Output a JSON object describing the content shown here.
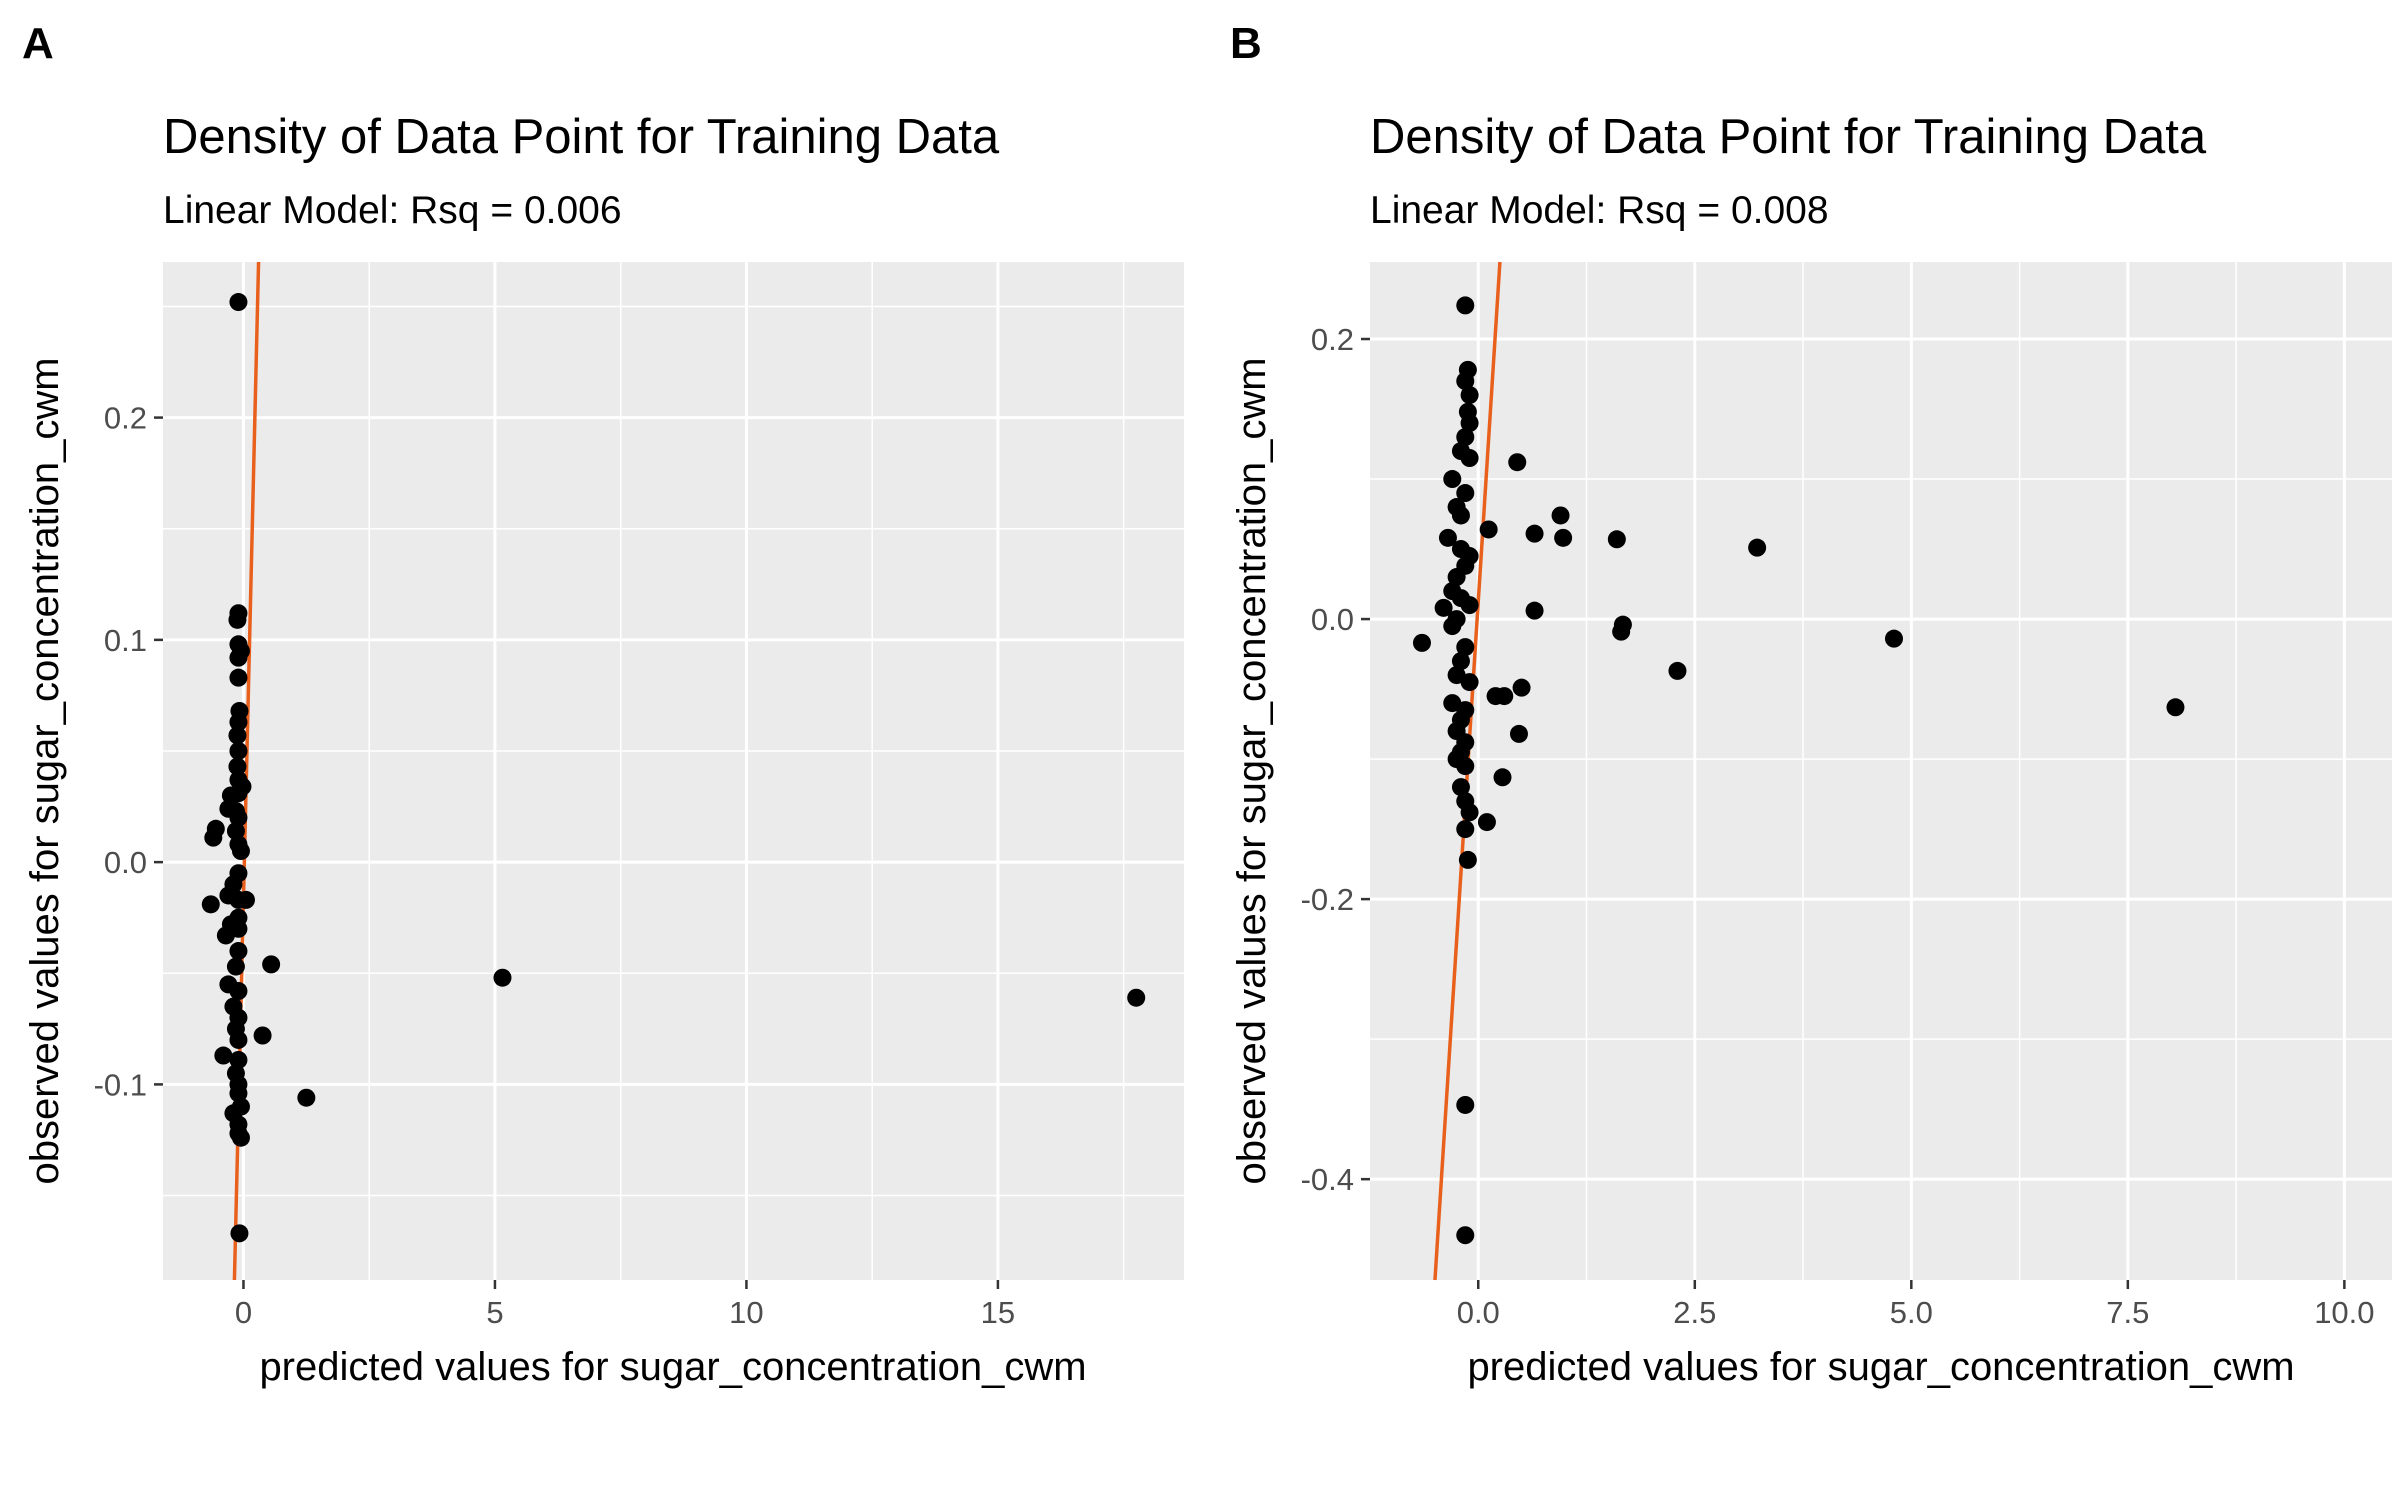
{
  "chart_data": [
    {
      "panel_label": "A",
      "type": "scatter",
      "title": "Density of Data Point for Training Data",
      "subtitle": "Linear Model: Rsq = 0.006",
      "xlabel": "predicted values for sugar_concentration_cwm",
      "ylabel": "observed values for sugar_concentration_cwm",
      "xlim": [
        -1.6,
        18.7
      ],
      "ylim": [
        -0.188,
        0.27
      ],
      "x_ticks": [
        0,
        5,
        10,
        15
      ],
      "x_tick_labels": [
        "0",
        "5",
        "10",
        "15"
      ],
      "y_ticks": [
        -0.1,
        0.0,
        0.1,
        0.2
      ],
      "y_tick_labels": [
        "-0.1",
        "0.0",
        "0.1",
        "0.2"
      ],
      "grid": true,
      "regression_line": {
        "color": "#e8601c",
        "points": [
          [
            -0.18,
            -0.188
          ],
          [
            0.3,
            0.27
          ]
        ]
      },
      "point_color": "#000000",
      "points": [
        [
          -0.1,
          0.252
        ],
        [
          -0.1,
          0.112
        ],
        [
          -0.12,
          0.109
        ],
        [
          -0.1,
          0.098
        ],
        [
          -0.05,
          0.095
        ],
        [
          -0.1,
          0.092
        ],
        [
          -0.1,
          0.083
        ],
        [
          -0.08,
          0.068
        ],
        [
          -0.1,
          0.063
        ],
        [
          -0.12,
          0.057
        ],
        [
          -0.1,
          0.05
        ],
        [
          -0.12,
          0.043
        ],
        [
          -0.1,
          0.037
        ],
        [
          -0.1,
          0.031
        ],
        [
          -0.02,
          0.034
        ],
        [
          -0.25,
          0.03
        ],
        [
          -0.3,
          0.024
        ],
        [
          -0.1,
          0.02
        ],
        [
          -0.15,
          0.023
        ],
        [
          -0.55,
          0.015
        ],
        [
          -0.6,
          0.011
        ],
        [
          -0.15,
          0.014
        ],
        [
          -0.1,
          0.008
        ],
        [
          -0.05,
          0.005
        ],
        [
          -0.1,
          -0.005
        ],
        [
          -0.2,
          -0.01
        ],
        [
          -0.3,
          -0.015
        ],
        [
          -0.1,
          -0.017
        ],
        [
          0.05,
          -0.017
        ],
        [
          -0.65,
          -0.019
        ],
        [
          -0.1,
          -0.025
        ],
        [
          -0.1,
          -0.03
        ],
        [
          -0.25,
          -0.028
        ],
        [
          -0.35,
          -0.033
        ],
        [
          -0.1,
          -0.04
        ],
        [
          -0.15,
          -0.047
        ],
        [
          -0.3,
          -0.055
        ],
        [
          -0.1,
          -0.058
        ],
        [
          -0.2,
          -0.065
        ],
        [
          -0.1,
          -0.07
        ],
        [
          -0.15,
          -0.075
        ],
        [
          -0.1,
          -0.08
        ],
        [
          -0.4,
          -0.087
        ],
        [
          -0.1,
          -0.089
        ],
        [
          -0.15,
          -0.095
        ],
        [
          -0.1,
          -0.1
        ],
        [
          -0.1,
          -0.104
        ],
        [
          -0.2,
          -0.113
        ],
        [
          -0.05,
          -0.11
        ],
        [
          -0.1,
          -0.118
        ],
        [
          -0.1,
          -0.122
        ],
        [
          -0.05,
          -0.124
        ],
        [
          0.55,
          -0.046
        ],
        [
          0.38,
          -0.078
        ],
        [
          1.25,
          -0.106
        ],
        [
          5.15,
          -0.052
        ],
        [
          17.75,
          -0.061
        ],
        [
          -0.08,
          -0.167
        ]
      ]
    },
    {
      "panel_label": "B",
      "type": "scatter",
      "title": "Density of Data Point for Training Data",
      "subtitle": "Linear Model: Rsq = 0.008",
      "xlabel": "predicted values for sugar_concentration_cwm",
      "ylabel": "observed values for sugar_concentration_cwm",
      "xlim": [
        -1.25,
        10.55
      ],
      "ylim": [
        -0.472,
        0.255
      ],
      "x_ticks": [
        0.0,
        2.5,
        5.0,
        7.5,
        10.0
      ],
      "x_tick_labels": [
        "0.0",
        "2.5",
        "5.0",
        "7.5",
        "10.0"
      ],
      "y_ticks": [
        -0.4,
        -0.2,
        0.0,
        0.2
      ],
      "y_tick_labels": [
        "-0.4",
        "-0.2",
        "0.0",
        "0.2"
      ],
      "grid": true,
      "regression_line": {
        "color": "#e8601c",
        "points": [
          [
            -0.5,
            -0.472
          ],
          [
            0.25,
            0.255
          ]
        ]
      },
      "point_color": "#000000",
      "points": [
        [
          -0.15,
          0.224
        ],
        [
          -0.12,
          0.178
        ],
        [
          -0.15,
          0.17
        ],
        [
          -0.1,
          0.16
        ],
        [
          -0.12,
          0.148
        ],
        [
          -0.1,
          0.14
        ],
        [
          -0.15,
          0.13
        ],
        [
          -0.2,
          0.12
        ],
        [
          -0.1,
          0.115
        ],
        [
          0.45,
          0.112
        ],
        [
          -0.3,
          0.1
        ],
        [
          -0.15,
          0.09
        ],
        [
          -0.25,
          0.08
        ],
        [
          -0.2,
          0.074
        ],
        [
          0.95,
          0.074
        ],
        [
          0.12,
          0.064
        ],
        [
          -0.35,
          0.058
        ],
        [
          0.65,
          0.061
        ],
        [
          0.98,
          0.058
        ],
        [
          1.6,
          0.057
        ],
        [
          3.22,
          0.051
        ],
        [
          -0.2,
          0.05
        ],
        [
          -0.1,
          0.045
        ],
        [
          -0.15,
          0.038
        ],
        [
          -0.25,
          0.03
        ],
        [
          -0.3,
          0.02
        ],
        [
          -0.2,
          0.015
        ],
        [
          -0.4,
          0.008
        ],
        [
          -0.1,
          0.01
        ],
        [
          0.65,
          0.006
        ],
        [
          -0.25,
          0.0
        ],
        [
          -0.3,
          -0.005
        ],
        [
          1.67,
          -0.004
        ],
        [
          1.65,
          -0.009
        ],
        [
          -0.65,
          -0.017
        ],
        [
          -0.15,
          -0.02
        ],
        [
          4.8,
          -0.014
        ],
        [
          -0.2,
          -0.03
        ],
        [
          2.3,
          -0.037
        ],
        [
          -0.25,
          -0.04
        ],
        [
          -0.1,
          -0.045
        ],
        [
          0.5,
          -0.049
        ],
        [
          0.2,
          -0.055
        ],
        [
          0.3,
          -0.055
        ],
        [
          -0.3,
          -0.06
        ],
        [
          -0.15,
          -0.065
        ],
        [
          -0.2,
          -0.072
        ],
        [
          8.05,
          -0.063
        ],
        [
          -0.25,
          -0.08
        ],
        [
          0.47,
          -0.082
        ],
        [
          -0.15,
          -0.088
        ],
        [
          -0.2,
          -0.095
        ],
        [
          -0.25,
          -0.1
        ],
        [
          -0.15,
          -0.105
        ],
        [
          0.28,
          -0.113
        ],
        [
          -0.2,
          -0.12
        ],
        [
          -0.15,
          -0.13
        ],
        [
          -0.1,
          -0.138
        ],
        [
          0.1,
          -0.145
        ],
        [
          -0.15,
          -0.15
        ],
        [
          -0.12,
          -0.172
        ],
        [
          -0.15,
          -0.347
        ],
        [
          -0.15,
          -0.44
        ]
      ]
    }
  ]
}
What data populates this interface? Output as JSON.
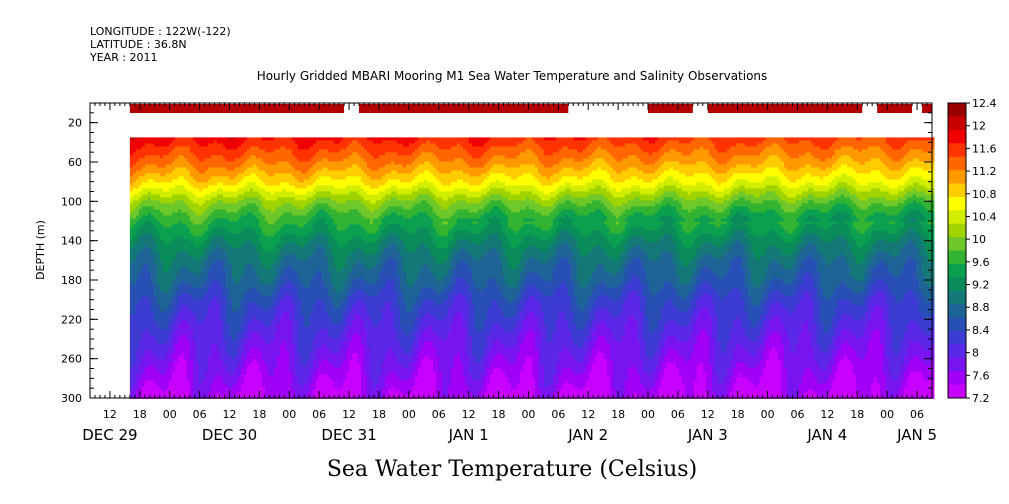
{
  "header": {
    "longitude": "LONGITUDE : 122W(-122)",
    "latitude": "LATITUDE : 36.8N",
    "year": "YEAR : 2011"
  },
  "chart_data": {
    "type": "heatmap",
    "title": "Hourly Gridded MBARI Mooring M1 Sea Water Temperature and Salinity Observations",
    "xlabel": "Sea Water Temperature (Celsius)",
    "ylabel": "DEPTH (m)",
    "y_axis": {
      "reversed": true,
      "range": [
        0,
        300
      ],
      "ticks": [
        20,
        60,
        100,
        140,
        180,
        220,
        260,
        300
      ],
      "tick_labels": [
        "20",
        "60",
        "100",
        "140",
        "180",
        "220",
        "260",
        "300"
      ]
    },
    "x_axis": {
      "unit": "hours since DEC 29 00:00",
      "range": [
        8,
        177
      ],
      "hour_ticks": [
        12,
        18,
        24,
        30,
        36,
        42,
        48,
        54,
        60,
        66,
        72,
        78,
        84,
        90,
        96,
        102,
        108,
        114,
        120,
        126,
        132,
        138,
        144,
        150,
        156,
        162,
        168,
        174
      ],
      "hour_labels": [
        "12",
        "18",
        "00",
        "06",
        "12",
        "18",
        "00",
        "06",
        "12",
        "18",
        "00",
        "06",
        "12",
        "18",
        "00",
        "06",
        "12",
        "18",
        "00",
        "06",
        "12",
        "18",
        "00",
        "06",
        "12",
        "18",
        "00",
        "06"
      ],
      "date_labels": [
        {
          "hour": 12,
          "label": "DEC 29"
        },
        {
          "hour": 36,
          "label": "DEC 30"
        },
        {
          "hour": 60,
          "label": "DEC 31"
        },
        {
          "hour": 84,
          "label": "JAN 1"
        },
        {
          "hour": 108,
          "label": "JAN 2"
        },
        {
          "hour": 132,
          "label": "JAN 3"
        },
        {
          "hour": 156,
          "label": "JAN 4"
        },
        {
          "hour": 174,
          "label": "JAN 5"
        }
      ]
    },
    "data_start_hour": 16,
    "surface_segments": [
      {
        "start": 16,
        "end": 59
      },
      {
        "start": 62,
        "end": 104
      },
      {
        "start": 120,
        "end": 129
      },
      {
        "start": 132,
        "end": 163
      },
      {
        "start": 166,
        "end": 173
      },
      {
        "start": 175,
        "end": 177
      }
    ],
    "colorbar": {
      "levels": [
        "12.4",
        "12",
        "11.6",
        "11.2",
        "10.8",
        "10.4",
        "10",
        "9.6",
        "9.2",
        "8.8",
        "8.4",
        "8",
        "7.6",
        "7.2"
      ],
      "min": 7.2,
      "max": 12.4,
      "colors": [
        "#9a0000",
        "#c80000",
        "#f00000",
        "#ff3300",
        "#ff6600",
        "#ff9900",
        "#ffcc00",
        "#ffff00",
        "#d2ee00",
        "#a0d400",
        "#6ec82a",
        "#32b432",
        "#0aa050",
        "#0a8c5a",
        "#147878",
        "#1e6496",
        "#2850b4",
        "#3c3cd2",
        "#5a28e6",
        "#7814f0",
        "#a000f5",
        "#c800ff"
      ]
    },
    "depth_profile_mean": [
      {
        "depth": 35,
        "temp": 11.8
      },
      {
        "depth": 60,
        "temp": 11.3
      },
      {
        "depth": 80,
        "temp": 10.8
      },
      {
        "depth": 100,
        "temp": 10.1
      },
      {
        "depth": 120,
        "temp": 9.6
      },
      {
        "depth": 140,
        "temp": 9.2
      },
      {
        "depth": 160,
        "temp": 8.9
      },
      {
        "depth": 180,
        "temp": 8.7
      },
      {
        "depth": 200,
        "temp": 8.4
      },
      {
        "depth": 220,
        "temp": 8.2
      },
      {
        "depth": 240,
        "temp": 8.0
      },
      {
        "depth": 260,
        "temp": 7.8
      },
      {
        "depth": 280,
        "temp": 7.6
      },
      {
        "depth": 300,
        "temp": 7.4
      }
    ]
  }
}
━━━━━━━━
◆ **What needs to be done**:
Gather each line in these records that contains the string "Output".

◆ **Completed exercise**:
Output a JSON object describing the content shown here.
What data populates this interface? Output as JSON.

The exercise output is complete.